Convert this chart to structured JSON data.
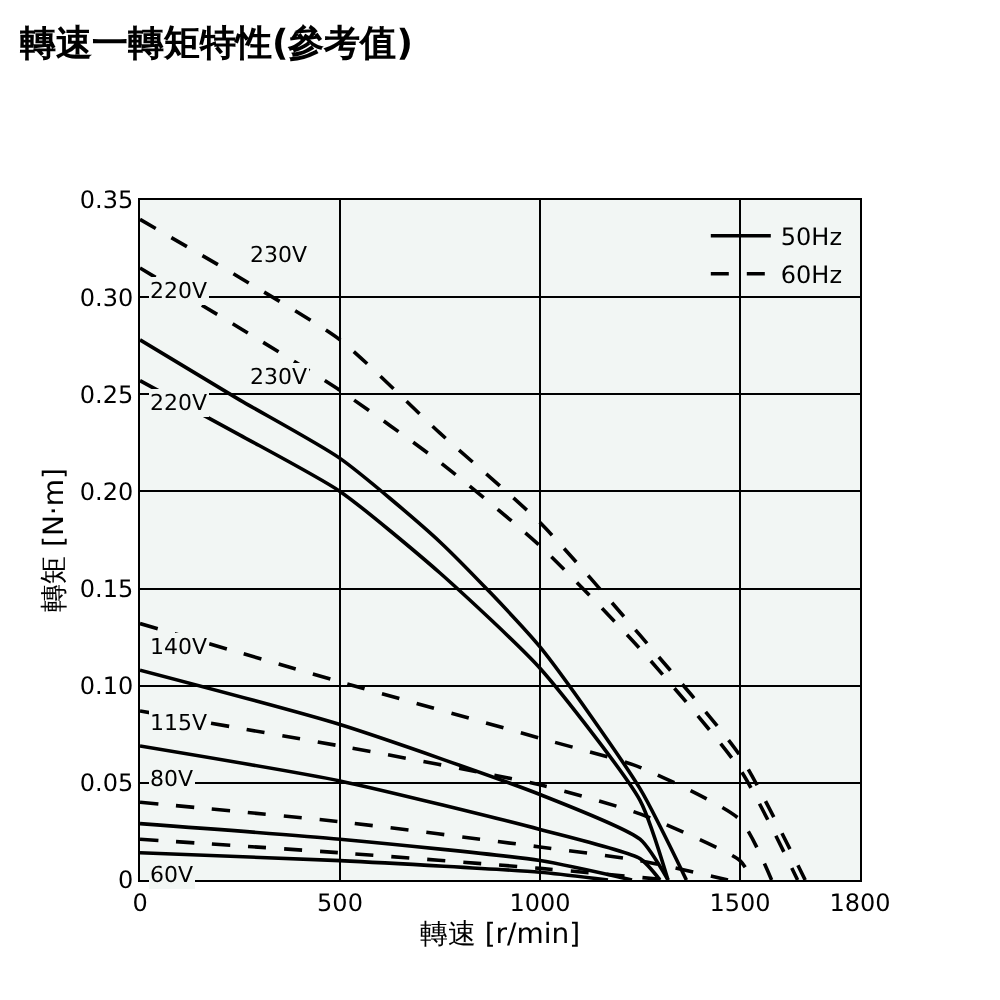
{
  "chart_data": {
    "type": "line",
    "title": "轉速一轉矩特性(參考值)",
    "xlabel": "轉速 [r/min]",
    "ylabel": "轉矩 [N·m]",
    "xlim": [
      0,
      1800
    ],
    "xticks": [
      0,
      500,
      1000,
      1500,
      1800
    ],
    "ylim": [
      0,
      0.35
    ],
    "yticks": [
      0,
      {
        "value": 0.05,
        "label": "0.05"
      },
      {
        "value": 0.1,
        "label": "0.10"
      },
      {
        "value": 0.15,
        "label": "0.15"
      },
      {
        "value": 0.2,
        "label": "0.20"
      },
      {
        "value": 0.25,
        "label": "0.25"
      },
      {
        "value": 0.3,
        "label": "0.30"
      },
      {
        "value": 0.35,
        "label": "0.35"
      }
    ],
    "grid": true,
    "legend": "top right",
    "marker": "none",
    "series": [
      {
        "name": "50Hz",
        "color": "#000000",
        "line_style": "solid",
        "x": [
          0,
          250,
          500,
          750,
          1000,
          1250,
          1366
        ],
        "values": [
          0.278,
          0.247,
          0.217,
          0.174,
          0.12,
          0.047,
          0
        ]
      },
      {
        "color": "#000000",
        "line_style": "solid",
        "x": [
          0,
          250,
          500,
          750,
          1000,
          1250,
          1320
        ],
        "values": [
          0.257,
          0.229,
          0.2,
          0.158,
          0.109,
          0.041,
          0
        ]
      },
      {
        "color": "#000000",
        "line_style": "solid",
        "x": [
          0,
          500,
          1000,
          1250,
          1320
        ],
        "values": [
          0.108,
          0.08,
          0.044,
          0.021,
          0
        ]
      },
      {
        "color": "#000000",
        "line_style": "solid",
        "x": [
          0,
          500,
          1000,
          1250,
          1300
        ],
        "values": [
          0.069,
          0.051,
          0.026,
          0.011,
          0
        ]
      },
      {
        "color": "#000000",
        "line_style": "solid",
        "x": [
          0,
          500,
          1000,
          1230
        ],
        "values": [
          0.029,
          0.021,
          0.01,
          0
        ]
      },
      {
        "color": "#000000",
        "line_style": "solid",
        "x": [
          0,
          500,
          1000,
          1170
        ],
        "values": [
          0.014,
          0.01,
          0.004,
          0
        ]
      },
      {
        "name": "60Hz",
        "color": "#000000",
        "line_style": "dashed",
        "x": [
          0,
          250,
          500,
          750,
          1000,
          1250,
          1500,
          1663
        ],
        "values": [
          0.34,
          0.31,
          0.278,
          0.23,
          0.184,
          0.126,
          0.064,
          0
        ]
      },
      {
        "color": "#000000",
        "line_style": "dashed",
        "x": [
          0,
          250,
          500,
          750,
          1000,
          1250,
          1500,
          1644
        ],
        "values": [
          0.315,
          0.284,
          0.252,
          0.215,
          0.172,
          0.119,
          0.057,
          0
        ]
      },
      {
        "color": "#000000",
        "line_style": "dashed",
        "x": [
          0,
          500,
          1000,
          1250,
          1500,
          1579
        ],
        "values": [
          0.132,
          0.102,
          0.073,
          0.058,
          0.031,
          0
        ]
      },
      {
        "color": "#000000",
        "line_style": "dashed",
        "x": [
          0,
          500,
          1000,
          1250,
          1500,
          1530
        ],
        "values": [
          0.087,
          0.069,
          0.049,
          0.034,
          0.01,
          0
        ]
      },
      {
        "color": "#000000",
        "line_style": "dashed",
        "x": [
          0,
          500,
          1000,
          1250,
          1470
        ],
        "values": [
          0.04,
          0.03,
          0.017,
          0.01,
          0
        ]
      },
      {
        "color": "#000000",
        "line_style": "dashed",
        "x": [
          0,
          500,
          1000,
          1320
        ],
        "values": [
          0.021,
          0.014,
          0.006,
          0
        ]
      }
    ],
    "annotations": [
      "230V",
      "220V",
      "230V",
      "220V",
      "140V",
      "115V",
      "80V",
      "60V"
    ]
  }
}
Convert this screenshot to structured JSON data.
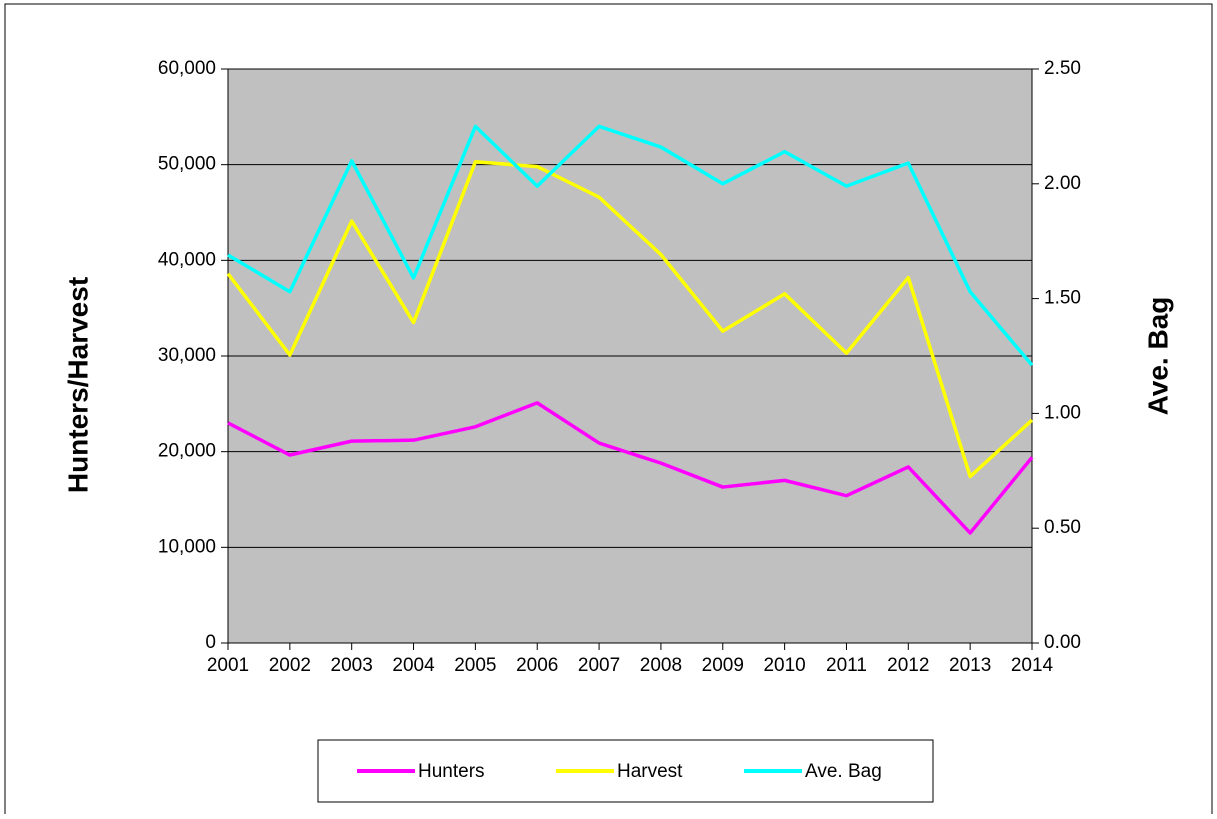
{
  "chart_data": {
    "type": "line",
    "categories": [
      "2001",
      "2002",
      "2003",
      "2004",
      "2005",
      "2006",
      "2007",
      "2008",
      "2009",
      "2010",
      "2011",
      "2012",
      "2013",
      "2014"
    ],
    "series": [
      {
        "name": "Hunters",
        "color": "#ff00ff",
        "values": [
          23000,
          19650,
          21100,
          21200,
          22600,
          25100,
          20900,
          18800,
          16300,
          17000,
          15400,
          18400,
          11500,
          19400
        ]
      },
      {
        "name": "Harvest",
        "color": "#ffff00",
        "values": [
          38600,
          30100,
          44100,
          33500,
          50300,
          49800,
          46600,
          40600,
          32600,
          36500,
          30300,
          38200,
          17400,
          23300
        ]
      },
      {
        "name": "Ave. Bag",
        "color": "#00ffff",
        "axis": "y2",
        "values": [
          1.69,
          1.53,
          2.1,
          1.59,
          2.25,
          1.99,
          2.25,
          2.16,
          2.0,
          2.14,
          1.99,
          2.09,
          1.53,
          1.21
        ]
      }
    ],
    "ylabel": "Hunters/Harvest",
    "y2label": "Ave. Bag",
    "ylim": [
      0,
      60000
    ],
    "yticks": [
      0,
      {
        "value": 10000,
        "label": "10,000"
      },
      {
        "value": 20000,
        "label": "20,000"
      },
      {
        "value": 30000,
        "label": "30,000"
      },
      {
        "value": 40000,
        "label": "40,000"
      },
      {
        "value": 50000,
        "label": "50,000"
      },
      {
        "value": 60000,
        "label": "60,000"
      }
    ],
    "y2lim": [
      0,
      2.5
    ],
    "y2ticks": [
      {
        "value": 0,
        "label": "0.00"
      },
      {
        "value": 0.5,
        "label": "0.50"
      },
      {
        "value": 1,
        "label": "1.00"
      },
      {
        "value": 1.5,
        "label": "1.50"
      },
      {
        "value": 2,
        "label": "2.00"
      },
      {
        "value": 2.5,
        "label": "2.50"
      }
    ],
    "grid": true,
    "legend": "bottom",
    "background": "#c0c0c0"
  }
}
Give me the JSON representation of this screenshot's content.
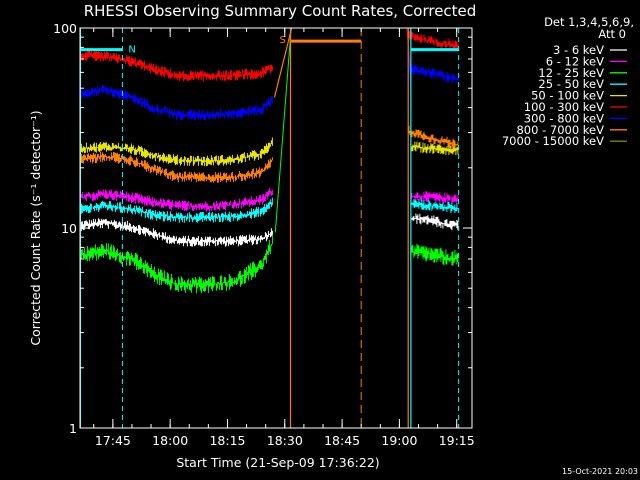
{
  "chart_data": {
    "type": "line",
    "title": "RHESSI Observing Summary Count Rates, Corrected",
    "xlabel": "Start Time (21-Sep-09 17:36:22)",
    "ylabel": "Corrected Count Rate (s⁻¹ detector⁻¹)",
    "y_scale": "log",
    "ylim": [
      1,
      100
    ],
    "y_ticks": [
      {
        "value": 1,
        "label": "1"
      },
      {
        "value": 10,
        "label": "10"
      },
      {
        "value": 100,
        "label": "100"
      }
    ],
    "xlim_minutes": [
      1056.4,
      1159.0
    ],
    "x_ticks": [
      {
        "minutes": 1065,
        "label": "17:45"
      },
      {
        "minutes": 1080,
        "label": "18:00"
      },
      {
        "minutes": 1095,
        "label": "18:15"
      },
      {
        "minutes": 1110,
        "label": "18:30"
      },
      {
        "minutes": 1125,
        "label": "18:45"
      },
      {
        "minutes": 1140,
        "label": "19:00"
      },
      {
        "minutes": 1155,
        "label": "19:15"
      }
    ],
    "legend": {
      "position": "right",
      "header": [
        "Det 1,3,4,5,6,9,",
        "Att 0"
      ]
    },
    "series": [
      {
        "name": "3 - 6 keV",
        "color": "#ffffff",
        "segA": [
          [
            1056.5,
            10.3
          ],
          [
            1063,
            10.6
          ],
          [
            1070,
            10.1
          ],
          [
            1076,
            9.3
          ],
          [
            1082,
            8.6
          ],
          [
            1090,
            8.6
          ],
          [
            1097,
            8.6
          ],
          [
            1104,
            8.8
          ],
          [
            1107,
            9.6
          ]
        ],
        "segB": [
          [
            1143,
            11.2
          ],
          [
            1148,
            11.0
          ],
          [
            1152,
            10.4
          ],
          [
            1155.5,
            10.3
          ]
        ]
      },
      {
        "name": "6 - 12 keV",
        "color": "#ff00ff",
        "segA": [
          [
            1056.5,
            14.2
          ],
          [
            1063,
            14.8
          ],
          [
            1070,
            14.2
          ],
          [
            1076,
            13.4
          ],
          [
            1082,
            12.9
          ],
          [
            1090,
            12.8
          ],
          [
            1097,
            13.1
          ],
          [
            1104,
            13.8
          ],
          [
            1107,
            15.5
          ]
        ],
        "segB": [
          [
            1143,
            14.4
          ],
          [
            1148,
            14.3
          ],
          [
            1152,
            14.1
          ],
          [
            1155.5,
            14.0
          ]
        ]
      },
      {
        "name": "12 - 25 keV",
        "color": "#00ff00",
        "segA": [
          [
            1056.5,
            7.3
          ],
          [
            1063,
            7.7
          ],
          [
            1070,
            7.0
          ],
          [
            1076,
            5.8
          ],
          [
            1082,
            5.2
          ],
          [
            1090,
            5.2
          ],
          [
            1097,
            5.4
          ],
          [
            1104,
            6.5
          ],
          [
            1107,
            8.6
          ]
        ],
        "segB": [
          [
            1143,
            7.6
          ],
          [
            1148,
            7.4
          ],
          [
            1152,
            7.1
          ],
          [
            1155.5,
            7.0
          ]
        ]
      },
      {
        "name": "25 - 50 keV",
        "color": "#00ffff",
        "segA": [
          [
            1056.5,
            12.4
          ],
          [
            1063,
            12.9
          ],
          [
            1070,
            12.4
          ],
          [
            1076,
            11.6
          ],
          [
            1082,
            11.3
          ],
          [
            1090,
            11.3
          ],
          [
            1097,
            11.4
          ],
          [
            1104,
            12.1
          ],
          [
            1107,
            13.6
          ]
        ],
        "segB": [
          [
            1143,
            13.3
          ],
          [
            1148,
            12.9
          ],
          [
            1152,
            12.7
          ],
          [
            1155.5,
            12.6
          ]
        ]
      },
      {
        "name": "50 - 100 keV",
        "color": "#e6e600",
        "segA": [
          [
            1056.5,
            25.0
          ],
          [
            1063,
            25.5
          ],
          [
            1070,
            24.8
          ],
          [
            1076,
            23.0
          ],
          [
            1082,
            21.8
          ],
          [
            1090,
            21.7
          ],
          [
            1097,
            21.9
          ],
          [
            1104,
            23.5
          ],
          [
            1107,
            27.0
          ]
        ],
        "segB": [
          [
            1143,
            25.5
          ],
          [
            1148,
            25.0
          ],
          [
            1152,
            24.8
          ],
          [
            1155.5,
            24.6
          ]
        ]
      },
      {
        "name": "100 - 300 keV",
        "color": "#ff0000",
        "segA": [
          [
            1056.5,
            73.0
          ],
          [
            1063,
            72.0
          ],
          [
            1070,
            68.0
          ],
          [
            1076,
            62.0
          ],
          [
            1082,
            57.5
          ],
          [
            1090,
            57.5
          ],
          [
            1097,
            58.0
          ],
          [
            1104,
            59.5
          ],
          [
            1107,
            64.0
          ]
        ],
        "segB": [
          [
            1142.5,
            93.0
          ],
          [
            1146,
            88.0
          ],
          [
            1150,
            84.0
          ],
          [
            1155.5,
            82.0
          ]
        ]
      },
      {
        "name": "300 - 800 keV",
        "color": "#0000ff",
        "segA": [
          [
            1056.5,
            47.0
          ],
          [
            1063,
            49.0
          ],
          [
            1070,
            45.0
          ],
          [
            1076,
            39.5
          ],
          [
            1082,
            36.8
          ],
          [
            1090,
            36.8
          ],
          [
            1097,
            37.5
          ],
          [
            1104,
            39.0
          ],
          [
            1107,
            45.0
          ]
        ],
        "segB": [
          [
            1142.5,
            63.0
          ],
          [
            1146,
            61.0
          ],
          [
            1150,
            58.5
          ],
          [
            1155.5,
            55.5
          ]
        ]
      },
      {
        "name": "800 - 7000 keV",
        "color": "#ff8000",
        "segA": [
          [
            1056.5,
            22.0
          ],
          [
            1063,
            22.8
          ],
          [
            1070,
            21.8
          ],
          [
            1076,
            19.5
          ],
          [
            1082,
            18.0
          ],
          [
            1090,
            17.9
          ],
          [
            1097,
            18.0
          ],
          [
            1104,
            19.0
          ],
          [
            1107,
            22.0
          ]
        ],
        "segB": [
          [
            1142.5,
            30.5
          ],
          [
            1146,
            29.0
          ],
          [
            1150,
            27.5
          ],
          [
            1155.5,
            26.0
          ]
        ]
      },
      {
        "name": "7000 - 15000 keV",
        "color": "#808000",
        "segA": [],
        "segB": []
      }
    ],
    "annotations": {
      "night_markers": [
        {
          "label": "N",
          "color": "#00ffff",
          "start_min": 1056.5,
          "end_min": 1067.5
        }
      ],
      "night_bar_end_min": 1155.5,
      "saa": {
        "label": "S",
        "color": "#ff8000",
        "start_min": 1111.5,
        "end_min": 1130.0
      },
      "cyan_dashed_min": [
        1067.5,
        1155.5
      ],
      "cyan_solid_min": [
        1056.5,
        1143.0
      ],
      "orange_solid_min": [
        1111.5,
        1142.3
      ],
      "orange_dashed_min": [
        1130.0
      ],
      "spike": {
        "start_min": 1107.3,
        "end_min": 1111.8,
        "peak": 100
      },
      "spike_b": {
        "start_min": 1142.0,
        "end_min": 1143.0,
        "peak": 100
      }
    }
  },
  "footer": {
    "timestamp": "15-Oct-2021 20:03"
  }
}
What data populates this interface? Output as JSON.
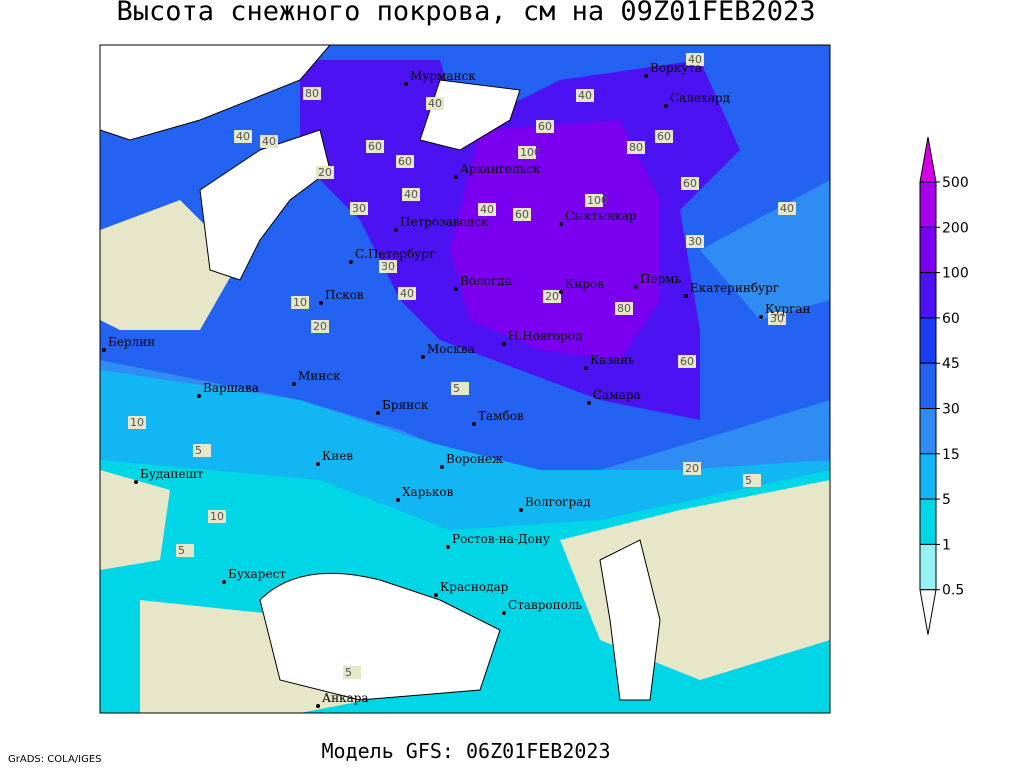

========================================

■ What to produce:
Lines holding the word "Hunters" in the entries above are the ones to pull out. Copy them all.

■ Response to this exercise:
        "name": "Hunters",
    "ylabel": "Hunters/Harvest",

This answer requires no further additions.